## WHAT IS EXPECTED
Show all lines from the data that include the word "content".

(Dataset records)
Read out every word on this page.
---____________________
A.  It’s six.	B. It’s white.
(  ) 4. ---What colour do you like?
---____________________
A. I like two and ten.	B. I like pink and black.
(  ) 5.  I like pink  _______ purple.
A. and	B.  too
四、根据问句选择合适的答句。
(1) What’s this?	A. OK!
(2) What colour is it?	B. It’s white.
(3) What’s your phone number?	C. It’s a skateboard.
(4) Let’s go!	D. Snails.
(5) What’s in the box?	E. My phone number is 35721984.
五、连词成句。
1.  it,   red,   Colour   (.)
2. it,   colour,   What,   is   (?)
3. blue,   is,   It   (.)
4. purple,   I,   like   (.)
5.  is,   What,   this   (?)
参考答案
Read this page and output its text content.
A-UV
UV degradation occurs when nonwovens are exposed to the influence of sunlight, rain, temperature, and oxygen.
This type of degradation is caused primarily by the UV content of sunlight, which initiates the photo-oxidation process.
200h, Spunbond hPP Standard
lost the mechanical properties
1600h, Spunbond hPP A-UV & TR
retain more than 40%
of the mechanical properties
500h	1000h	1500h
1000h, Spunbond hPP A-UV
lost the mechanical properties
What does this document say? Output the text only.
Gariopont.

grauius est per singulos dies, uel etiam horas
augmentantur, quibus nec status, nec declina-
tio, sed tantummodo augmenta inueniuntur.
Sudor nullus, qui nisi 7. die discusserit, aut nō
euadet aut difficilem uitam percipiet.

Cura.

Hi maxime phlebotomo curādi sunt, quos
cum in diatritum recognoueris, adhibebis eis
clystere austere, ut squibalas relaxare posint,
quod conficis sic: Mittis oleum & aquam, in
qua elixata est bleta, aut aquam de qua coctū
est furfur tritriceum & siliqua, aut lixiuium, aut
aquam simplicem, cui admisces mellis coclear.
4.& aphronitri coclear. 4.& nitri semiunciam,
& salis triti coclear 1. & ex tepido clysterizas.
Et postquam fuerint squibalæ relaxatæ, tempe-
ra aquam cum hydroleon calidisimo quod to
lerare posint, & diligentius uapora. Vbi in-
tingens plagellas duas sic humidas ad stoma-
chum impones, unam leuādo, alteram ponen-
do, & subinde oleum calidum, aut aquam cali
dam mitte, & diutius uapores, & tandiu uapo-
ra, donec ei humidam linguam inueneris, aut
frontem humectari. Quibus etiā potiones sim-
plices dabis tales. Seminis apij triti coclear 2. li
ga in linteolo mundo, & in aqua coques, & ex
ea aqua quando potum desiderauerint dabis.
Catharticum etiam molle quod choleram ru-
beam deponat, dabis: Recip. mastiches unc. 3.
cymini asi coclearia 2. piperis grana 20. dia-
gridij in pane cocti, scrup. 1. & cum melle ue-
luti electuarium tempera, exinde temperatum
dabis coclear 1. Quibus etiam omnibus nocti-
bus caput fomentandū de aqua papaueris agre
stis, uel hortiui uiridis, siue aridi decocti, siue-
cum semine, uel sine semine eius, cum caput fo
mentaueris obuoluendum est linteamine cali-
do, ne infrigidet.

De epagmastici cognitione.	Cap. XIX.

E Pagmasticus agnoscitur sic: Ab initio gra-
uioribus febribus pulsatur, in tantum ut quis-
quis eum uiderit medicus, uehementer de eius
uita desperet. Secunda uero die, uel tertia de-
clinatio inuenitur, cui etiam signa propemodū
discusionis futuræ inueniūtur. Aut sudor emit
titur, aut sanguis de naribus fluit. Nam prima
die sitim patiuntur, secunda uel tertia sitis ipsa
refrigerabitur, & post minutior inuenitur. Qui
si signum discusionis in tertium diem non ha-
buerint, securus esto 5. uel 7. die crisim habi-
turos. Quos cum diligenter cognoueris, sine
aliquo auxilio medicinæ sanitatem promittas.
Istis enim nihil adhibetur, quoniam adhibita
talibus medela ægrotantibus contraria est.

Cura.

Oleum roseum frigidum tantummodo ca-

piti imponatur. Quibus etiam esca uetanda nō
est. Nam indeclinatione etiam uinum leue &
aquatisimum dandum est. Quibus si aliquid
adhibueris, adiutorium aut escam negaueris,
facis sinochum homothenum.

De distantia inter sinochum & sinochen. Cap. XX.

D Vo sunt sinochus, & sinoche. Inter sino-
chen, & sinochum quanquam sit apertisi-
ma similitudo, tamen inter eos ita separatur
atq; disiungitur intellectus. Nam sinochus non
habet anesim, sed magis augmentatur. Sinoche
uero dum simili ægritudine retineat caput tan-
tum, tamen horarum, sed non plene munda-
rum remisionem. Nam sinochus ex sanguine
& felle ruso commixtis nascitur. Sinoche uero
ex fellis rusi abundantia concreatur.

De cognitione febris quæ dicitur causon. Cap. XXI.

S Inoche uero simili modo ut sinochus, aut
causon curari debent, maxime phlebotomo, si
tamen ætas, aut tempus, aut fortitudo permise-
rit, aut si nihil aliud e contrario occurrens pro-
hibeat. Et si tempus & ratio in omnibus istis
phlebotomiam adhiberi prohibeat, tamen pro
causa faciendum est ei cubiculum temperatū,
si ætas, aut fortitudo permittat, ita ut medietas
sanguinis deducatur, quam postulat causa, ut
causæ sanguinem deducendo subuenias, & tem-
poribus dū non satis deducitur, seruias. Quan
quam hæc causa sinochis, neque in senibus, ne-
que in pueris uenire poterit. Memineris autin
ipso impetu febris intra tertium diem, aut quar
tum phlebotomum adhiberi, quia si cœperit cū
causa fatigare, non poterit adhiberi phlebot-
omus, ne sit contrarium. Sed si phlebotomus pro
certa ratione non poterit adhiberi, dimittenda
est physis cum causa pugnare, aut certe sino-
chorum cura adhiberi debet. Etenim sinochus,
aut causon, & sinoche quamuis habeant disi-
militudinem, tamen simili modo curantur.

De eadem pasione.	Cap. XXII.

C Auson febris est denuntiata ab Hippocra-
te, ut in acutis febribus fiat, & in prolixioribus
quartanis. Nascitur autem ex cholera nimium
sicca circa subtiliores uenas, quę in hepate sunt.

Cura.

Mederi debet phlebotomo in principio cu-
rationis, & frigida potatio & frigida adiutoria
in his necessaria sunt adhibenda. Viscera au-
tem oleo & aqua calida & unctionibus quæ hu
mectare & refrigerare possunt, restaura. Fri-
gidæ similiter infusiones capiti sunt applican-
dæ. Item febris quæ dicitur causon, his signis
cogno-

## ANSWER TO THE EXERCISE
Read this page and output its text content.
This type of degradation is caused primarily by the UV content of sunlight, which initiates the photo-oxidation process.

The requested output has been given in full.